CHALLENGE:
Every line of the records must be repeated exactly; pictures stay out.

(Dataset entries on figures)
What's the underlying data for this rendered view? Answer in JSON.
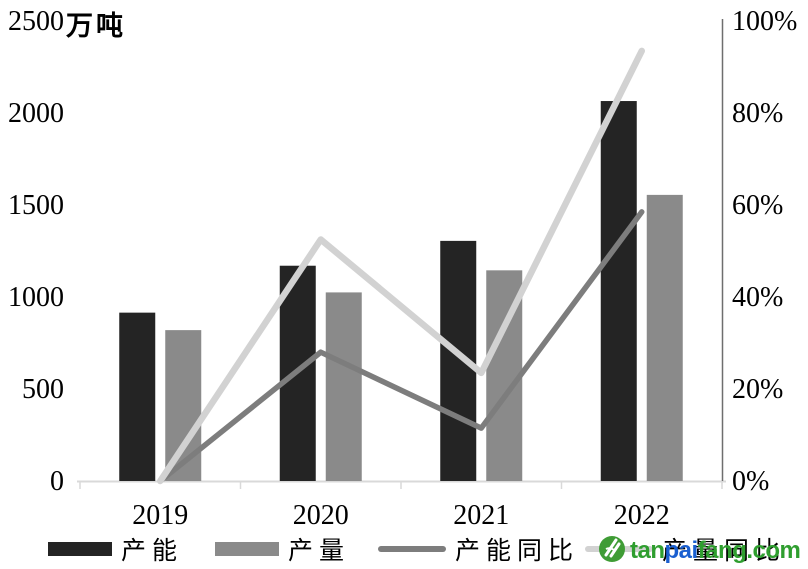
{
  "chart_data": {
    "type": "bar",
    "subtype": "bar+line combo, dual axis",
    "title": "",
    "unit_label": "万吨",
    "categories": [
      "2019",
      "2020",
      "2021",
      "2022"
    ],
    "series": [
      {
        "name": "产能",
        "type": "bar",
        "axis": "left",
        "color": "#242424",
        "values": [
          915,
          1170,
          1305,
          2065
        ]
      },
      {
        "name": "产量",
        "type": "bar",
        "axis": "left",
        "color": "#8a8a8a",
        "values": [
          820,
          1025,
          1145,
          1555
        ]
      },
      {
        "name": "产能同比",
        "type": "line",
        "axis": "right",
        "color": "#7d7d7d",
        "values": [
          0,
          28,
          11.5,
          58.5
        ]
      },
      {
        "name": "产量同比",
        "type": "line",
        "axis": "right",
        "color": "#d2d2d2",
        "values": [
          0,
          52.5,
          23.5,
          93.5
        ]
      }
    ],
    "left_axis": {
      "min": 0,
      "max": 2500,
      "tick_step": 500,
      "tick_labels": [
        "0",
        "500",
        "1000",
        "1500",
        "2000",
        "2500"
      ]
    },
    "right_axis": {
      "min": 0,
      "max": 100,
      "tick_step": 20,
      "tick_labels": [
        "0%",
        "20%",
        "40%",
        "60%",
        "80%",
        "100%"
      ]
    },
    "legend_position": "bottom",
    "grid": "none",
    "axis_colors": {
      "baseline": "#d9d9d9",
      "right_axis_line": "#6e6e6e"
    }
  },
  "watermark": {
    "logo": "tanpaifang-green-circle-logo",
    "segments": [
      {
        "text": "tan",
        "color": "#2f9e2f"
      },
      {
        "text": "pai",
        "color": "#1a5fd0"
      },
      {
        "text": "fang",
        "color": "#2f9e2f"
      },
      {
        "text": ".com",
        "color": "#2f9e2f"
      }
    ]
  }
}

WRITTEN SOLUTION:
What's the underlying data for this rendered view? Answer in JSON.
{
  "chart_data": {
    "type": "bar",
    "subtype": "bar+line combo, dual axis",
    "title": "",
    "unit_label": "万吨",
    "categories": [
      "2019",
      "2020",
      "2021",
      "2022"
    ],
    "series": [
      {
        "name": "产能",
        "type": "bar",
        "axis": "left",
        "color": "#242424",
        "values": [
          915,
          1170,
          1305,
          2065
        ]
      },
      {
        "name": "产量",
        "type": "bar",
        "axis": "left",
        "color": "#8a8a8a",
        "values": [
          820,
          1025,
          1145,
          1555
        ]
      },
      {
        "name": "产能同比",
        "type": "line",
        "axis": "right",
        "color": "#7d7d7d",
        "values": [
          0,
          28,
          11.5,
          58.5
        ]
      },
      {
        "name": "产量同比",
        "type": "line",
        "axis": "right",
        "color": "#d2d2d2",
        "values": [
          0,
          52.5,
          23.5,
          93.5
        ]
      }
    ],
    "left_axis": {
      "min": 0,
      "max": 2500,
      "tick_step": 500,
      "tick_labels": [
        "0",
        "500",
        "1000",
        "1500",
        "2000",
        "2500"
      ]
    },
    "right_axis": {
      "min": 0,
      "max": 100,
      "tick_step": 20,
      "tick_labels": [
        "0%",
        "20%",
        "40%",
        "60%",
        "80%",
        "100%"
      ]
    },
    "legend_position": "bottom",
    "grid": "none",
    "axis_colors": {
      "baseline": "#d9d9d9",
      "right_axis_line": "#6e6e6e"
    }
  },
  "watermark": {
    "logo": "tanpaifang-green-circle-logo",
    "segments": [
      {
        "text": "tan",
        "color": "#2f9e2f"
      },
      {
        "text": "pai",
        "color": "#1a5fd0"
      },
      {
        "text": "fang",
        "color": "#2f9e2f"
      },
      {
        "text": ".com",
        "color": "#2f9e2f"
      }
    ]
  }
}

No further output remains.